● Work instructions: Restate each line word for word. Leave out every picture.

Recorded data
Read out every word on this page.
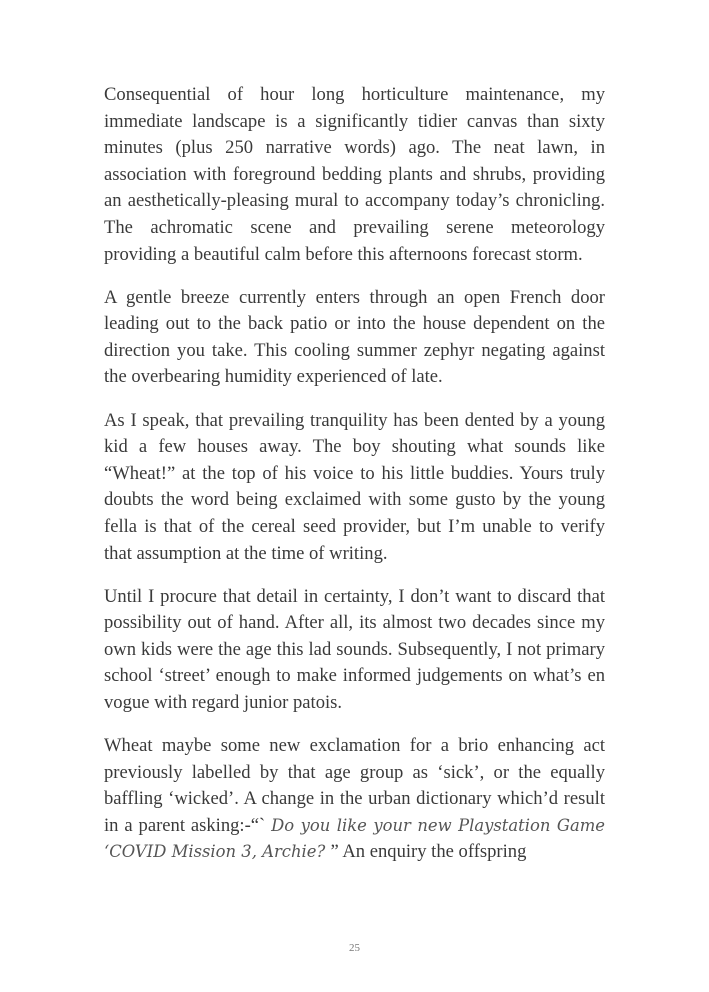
Consequential of hour long horticulture maintenance, my immediate landscape is a significantly tidier canvas than sixty minutes (plus 250 narrative words) ago. The neat lawn, in association with foreground bedding plants and shrubs, providing an aesthetically-pleasing mural to accompany today’s chronicling. The achromatic scene and prevailing serene meteorology providing a beautiful calm before this afternoons forecast storm.

A gentle breeze currently enters through an open French door leading out to the back patio or into the house dependent on the direction you take. This cooling summer zephyr negating against the overbearing humidity experienced of late.

As I speak, that prevailing tranquility has been dented by a young kid a few houses away. The boy shouting what sounds like “Wheat!” at the top of his voice to his little buddies. Yours truly doubts the word being exclaimed with some gusto by the young fella is that of the cereal seed provider, but I’m unable to verify that assumption at the time of writing.

Until I procure that detail in certainty, I don’t want to discard that possibility out of hand. After all, its almost two decades since my own kids were the age this lad sounds. Subsequently, I not primary school ‘street’ enough to make informed judgements on what’s en vogue with regard junior patois.

Wheat maybe some new exclamation for a brio enhancing act previously labelled by that age group as ‘sick’, or the equally baffling ‘wicked’. A change in the urban dictionary which’d result in a parent asking:-“` Do you like your new Playstation Game ‘COVID Mission 3, Archie? ” An enquiry the offspring

25
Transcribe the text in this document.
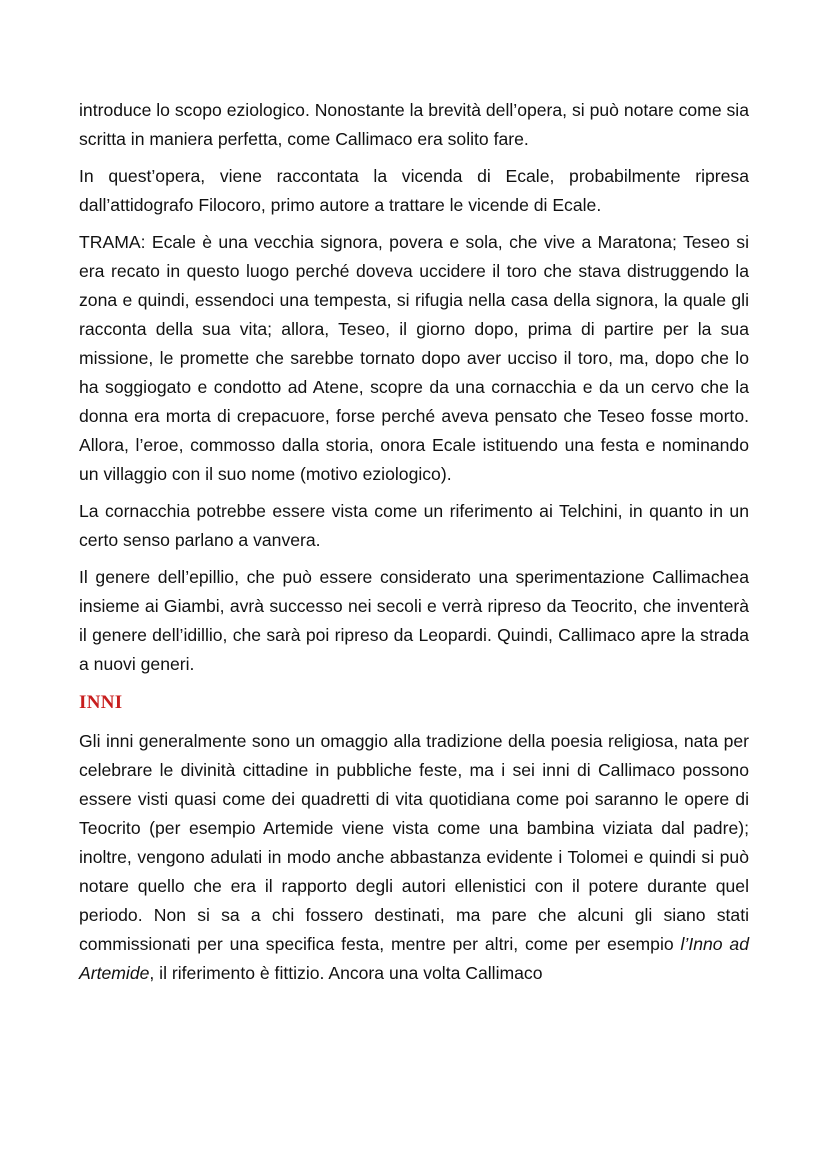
introduce lo scopo eziologico. Nonostante la brevità dell’opera, si può notare come sia scritta in maniera perfetta, come Callimaco era solito fare.

In quest’opera, viene raccontata la vicenda di Ecale, probabilmente ripresa dall’attidografo Filocoro, primo autore a trattare le vicende di Ecale.

TRAMA: Ecale è una vecchia signora, povera e sola, che vive a Maratona; Teseo si era recato in questo luogo perché doveva uccidere il toro che stava distruggendo la zona e quindi, essendoci una tempesta, si rifugia nella casa della signora, la quale gli racconta della sua vita; allora, Teseo, il giorno dopo, prima di partire per la sua missione, le promette che sarebbe tornato dopo aver ucciso il toro, ma, dopo che lo ha soggiogato e condotto ad Atene, scopre da una cornacchia e da un cervo che la donna era morta di crepacuore, forse perché aveva pensato che Teseo fosse morto. Allora, l’eroe, commosso dalla storia, onora Ecale istituendo una festa e nominando un villaggio con il suo nome (motivo eziologico).

La cornacchia potrebbe essere vista come un riferimento ai Telchini, in quanto in un certo senso parlano a vanvera.

Il genere dell’epillio, che può essere considerato una sperimentazione Callimachea insieme ai Giambi, avrà successo nei secoli e verrà ripreso da Teocrito, che inventerà il genere dell’idillio, che sarà poi ripreso da Leopardi. Quindi, Callimaco apre la strada a nuovi generi.

INNI

Gli inni generalmente sono un omaggio alla tradizione della poesia religiosa, nata per celebrare le divinità cittadine in pubbliche feste, ma i sei inni di Callimaco possono essere visti quasi come dei quadretti di vita quotidiana come poi saranno le opere di Teocrito (per esempio Artemide viene vista come una bambina viziata dal padre); inoltre, vengono adulati in modo anche abbastanza evidente i Tolomei e quindi si può notare quello che era il rapporto degli autori ellenistici con il potere durante quel periodo. Non si sa a chi fossero destinati, ma pare che alcuni gli siano stati commissionati per una specifica festa, mentre per altri, come per esempio l’Inno ad Artemide, il riferimento è fittizio. Ancora una volta Callimaco
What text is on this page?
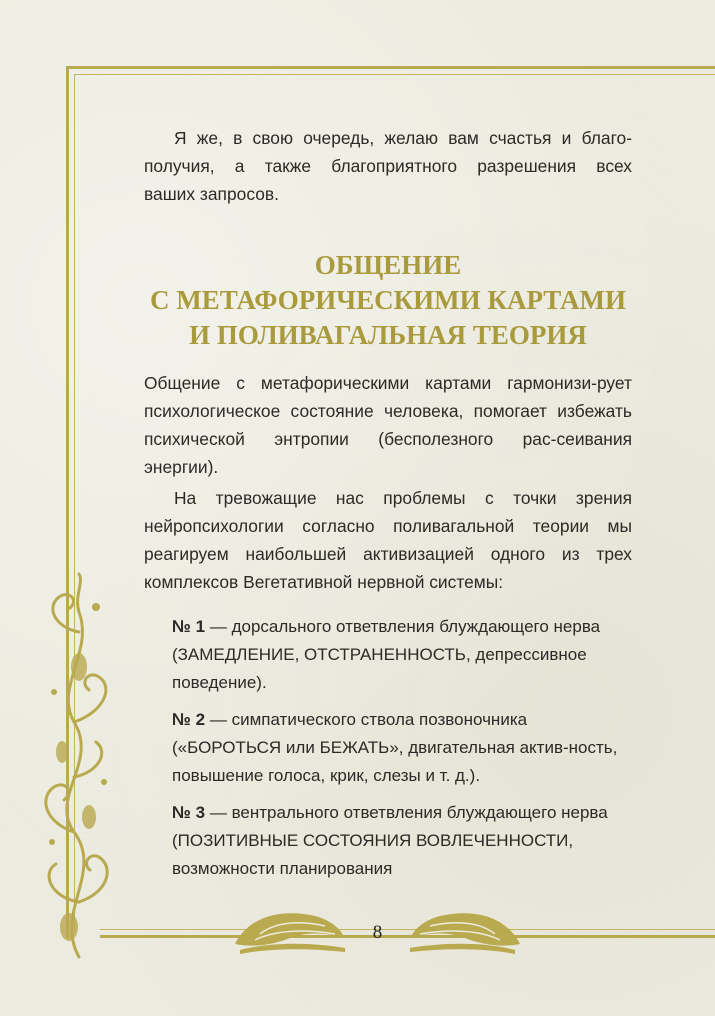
Я же, в свою очередь, желаю вам счастья и благо-
получия, а также благоприятного разрешения всех
ваших запросов.
ОБЩЕНИЕ
С МЕТАФОРИЧЕСКИМИ КАРТАМИ
И ПОЛИВАГАЛЬНАЯ ТЕОРИЯ

Общение с метафорическими картами гармонизи-рует психологическое состояние человека, помогает избежать психической энтропии (бесполезного рас-сеивания энергии).

На тревожащие нас проблемы с точки зрения нейропсихологии согласно поливагальной теории мы реагируем наибольшей активизацией одного из трех комплексов Вегетативной нервной системы:

№ 1 — дорсального ответвления блуждающего нерва (ЗАМЕДЛЕНИЕ, ОТСТРАНЕННОСТЬ, депрессивное поведение).

№ 2 — симпатического ствола позвоночника («БОРОТЬСЯ или БЕЖАТЬ», двигательная актив-ность, повышение голоса, крик, слезы и т. д.).

№ 3 — вентрального ответвления блуждающего нерва (ПОЗИТИВНЫЕ СОСТОЯНИЯ ВОВЛЕЧЕННОСТИ, возможности планирования

8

● Exercise solution:
Read out every word on this page.
Consequential of hour long horticulture maintenance, my immediate landscape is a significantly tidier canvas than sixty minutes (plus 250 narrative words) ago. The neat lawn, in association with foreground bedding plants and shrubs, providing an aesthetically-pleasing mural to accompany today’s chronicling. The achromatic scene and prevailing serene meteorology providing a beautiful calm before this afternoons forecast storm.

A gentle breeze currently enters through an open French door leading out to the back patio or into the house dependent on the direction you take. This cooling summer zephyr negating against the overbearing humidity experienced of late.

As I speak, that prevailing tranquility has been dented by a young kid a few houses away. The boy shouting what sounds like “Wheat!” at the top of his voice to his little buddies. Yours truly doubts the word being exclaimed with some gusto by the young fella is that of the cereal seed provider, but I’m unable to verify that assumption at the time of writing.

Until I procure that detail in certainty, I don’t want to discard that possibility out of hand. After all, its almost two decades since my own kids were the age this lad sounds. Subsequently, I not primary school ‘street’ enough to make informed judgements on what’s en vogue with regard junior patois.

Wheat maybe some new exclamation for a brio enhancing act previously labelled by that age group as ‘sick’, or the equally baffling ‘wicked’. A change in the urban dictionary which’d result in a parent asking:-“` Do you like your new Playstation Game ‘COVID Mission 3, Archie? ” An enquiry the offspring

25
Transcribe the text in this document.
introduce lo scopo eziologico. Nonostante la brevità dell’opera, si può notare come sia scritta in maniera perfetta, come Callimaco era solito fare.

In quest’opera, viene raccontata la vicenda di Ecale, probabilmente ripresa dall’attidografo Filocoro, primo autore a trattare le vicende di Ecale.

TRAMA: Ecale è una vecchia signora, povera e sola, che vive a Maratona; Teseo si era recato in questo luogo perché doveva uccidere il toro che stava distruggendo la zona e quindi, essendoci una tempesta, si rifugia nella casa della signora, la quale gli racconta della sua vita; allora, Teseo, il giorno dopo, prima di partire per la sua missione, le promette che sarebbe tornato dopo aver ucciso il toro, ma, dopo che lo ha soggiogato e condotto ad Atene, scopre da una cornacchia e da un cervo che la donna era morta di crepacuore, forse perché aveva pensato che Teseo fosse morto. Allora, l’eroe, commosso dalla storia, onora Ecale istituendo una festa e nominando un villaggio con il suo nome (motivo eziologico).

La cornacchia potrebbe essere vista come un riferimento ai Telchini, in quanto in un certo senso parlano a vanvera.

Il genere dell’epillio, che può essere considerato una sperimentazione Callimachea insieme ai Giambi, avrà successo nei secoli e verrà ripreso da Teocrito, che inventerà il genere dell’idillio, che sarà poi ripreso da Leopardi. Quindi, Callimaco apre la strada a nuovi generi.

INNI

Gli inni generalmente sono un omaggio alla tradizione della poesia religiosa, nata per celebrare le divinità cittadine in pubbliche feste, ma i sei inni di Callimaco possono essere visti quasi come dei quadretti di vita quotidiana come poi saranno le opere di Teocrito (per esempio Artemide viene vista come una bambina viziata dal padre); inoltre, vengono adulati in modo anche abbastanza evidente i Tolomei e quindi si può notare quello che era il rapporto degli autori ellenistici con il potere durante quel periodo. Non si sa a chi fossero destinati, ma pare che alcuni gli siano stati commissionati per una specifica festa, mentre per altri, come per esempio l’Inno ad Artemide, il riferimento è fittizio. Ancora una volta Callimaco
What text is on this page?
Я же, в свою очередь, желаю вам счастья и благо-
получия, а также благоприятного разрешения всех
ваших запросов.
ОБЩЕНИЕ
С МЕТАФОРИЧЕСКИМИ КАРТАМИ
И ПОЛИВАГАЛЬНАЯ ТЕОРИЯ

Общение с метафорическими картами гармонизи-рует психологическое состояние человека, помогает избежать психической энтропии (бесполезного рас-сеивания энергии).

На тревожащие нас проблемы с точки зрения нейропсихологии согласно поливагальной теории мы реагируем наибольшей активизацией одного из трех комплексов Вегетативной нервной системы:

№ 1 — дорсального ответвления блуждающего нерва (ЗАМЕДЛЕНИЕ, ОТСТРАНЕННОСТЬ, депрессивное поведение).

№ 2 — симпатического ствола позвоночника («БОРОТЬСЯ или БЕЖАТЬ», двигательная актив-ность, повышение голоса, крик, слезы и т. д.).

№ 3 — вентрального ответвления блуждающего нерва (ПОЗИТИВНЫЕ СОСТОЯНИЯ ВОВЛЕЧЕННОСТИ, возможности планирования

8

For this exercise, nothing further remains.